**** INFORMATION GIVEN
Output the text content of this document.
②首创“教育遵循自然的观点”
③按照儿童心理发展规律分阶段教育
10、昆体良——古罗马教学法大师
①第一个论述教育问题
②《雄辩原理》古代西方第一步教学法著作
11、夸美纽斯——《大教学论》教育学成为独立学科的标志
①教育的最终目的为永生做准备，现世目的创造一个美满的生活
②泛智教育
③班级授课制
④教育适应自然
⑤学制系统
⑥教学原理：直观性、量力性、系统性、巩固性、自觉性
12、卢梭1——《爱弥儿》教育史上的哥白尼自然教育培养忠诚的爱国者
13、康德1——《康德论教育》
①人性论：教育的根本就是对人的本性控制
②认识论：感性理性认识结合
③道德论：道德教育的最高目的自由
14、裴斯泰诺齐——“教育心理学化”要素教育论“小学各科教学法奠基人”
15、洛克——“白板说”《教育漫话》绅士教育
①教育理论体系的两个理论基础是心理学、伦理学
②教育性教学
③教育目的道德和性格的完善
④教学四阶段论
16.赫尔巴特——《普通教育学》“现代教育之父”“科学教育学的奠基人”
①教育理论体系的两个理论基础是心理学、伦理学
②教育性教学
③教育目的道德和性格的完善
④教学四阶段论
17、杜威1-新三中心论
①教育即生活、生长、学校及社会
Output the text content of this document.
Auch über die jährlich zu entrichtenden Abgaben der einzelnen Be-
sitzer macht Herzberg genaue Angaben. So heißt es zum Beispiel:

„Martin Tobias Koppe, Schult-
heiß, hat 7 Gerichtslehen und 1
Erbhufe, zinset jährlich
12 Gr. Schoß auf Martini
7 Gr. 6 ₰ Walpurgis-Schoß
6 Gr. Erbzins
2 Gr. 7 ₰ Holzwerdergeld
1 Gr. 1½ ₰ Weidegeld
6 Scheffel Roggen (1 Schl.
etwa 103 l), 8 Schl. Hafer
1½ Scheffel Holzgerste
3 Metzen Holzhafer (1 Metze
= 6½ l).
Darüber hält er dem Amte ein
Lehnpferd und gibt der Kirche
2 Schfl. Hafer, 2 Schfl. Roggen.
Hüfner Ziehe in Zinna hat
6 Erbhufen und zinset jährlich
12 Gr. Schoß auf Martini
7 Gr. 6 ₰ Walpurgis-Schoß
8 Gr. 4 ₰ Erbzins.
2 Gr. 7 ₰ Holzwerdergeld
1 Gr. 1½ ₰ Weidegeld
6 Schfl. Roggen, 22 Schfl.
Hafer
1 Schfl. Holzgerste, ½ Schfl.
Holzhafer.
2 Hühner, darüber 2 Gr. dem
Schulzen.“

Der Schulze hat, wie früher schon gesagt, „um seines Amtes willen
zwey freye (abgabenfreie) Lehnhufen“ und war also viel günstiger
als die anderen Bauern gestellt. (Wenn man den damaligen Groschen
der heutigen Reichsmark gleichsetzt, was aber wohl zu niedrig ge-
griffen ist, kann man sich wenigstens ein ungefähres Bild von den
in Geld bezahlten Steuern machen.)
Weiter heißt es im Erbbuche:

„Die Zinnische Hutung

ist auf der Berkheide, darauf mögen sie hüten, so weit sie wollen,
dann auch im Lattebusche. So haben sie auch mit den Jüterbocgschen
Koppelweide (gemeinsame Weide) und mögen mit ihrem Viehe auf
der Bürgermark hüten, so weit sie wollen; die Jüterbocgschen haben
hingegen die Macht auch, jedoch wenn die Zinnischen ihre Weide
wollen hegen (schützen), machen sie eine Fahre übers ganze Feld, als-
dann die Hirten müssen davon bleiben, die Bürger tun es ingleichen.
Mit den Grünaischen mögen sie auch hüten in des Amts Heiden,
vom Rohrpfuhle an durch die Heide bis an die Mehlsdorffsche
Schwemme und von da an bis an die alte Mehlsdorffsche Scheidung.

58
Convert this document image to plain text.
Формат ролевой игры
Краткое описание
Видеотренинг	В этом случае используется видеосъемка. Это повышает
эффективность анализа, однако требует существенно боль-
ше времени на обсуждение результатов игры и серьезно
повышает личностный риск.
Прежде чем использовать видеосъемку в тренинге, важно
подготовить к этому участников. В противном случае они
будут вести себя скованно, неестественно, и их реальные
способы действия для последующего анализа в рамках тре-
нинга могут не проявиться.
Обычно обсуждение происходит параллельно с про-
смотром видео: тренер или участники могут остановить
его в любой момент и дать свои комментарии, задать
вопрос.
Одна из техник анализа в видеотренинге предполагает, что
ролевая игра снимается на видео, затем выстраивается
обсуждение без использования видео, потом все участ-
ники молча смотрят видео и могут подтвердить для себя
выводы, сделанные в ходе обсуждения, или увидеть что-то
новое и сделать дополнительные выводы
********
- [WHAT YOU WILL DO]
Check each line above for the word "Holzhafer" and say how many have it, with nothing else.

- [RESPONSE]
2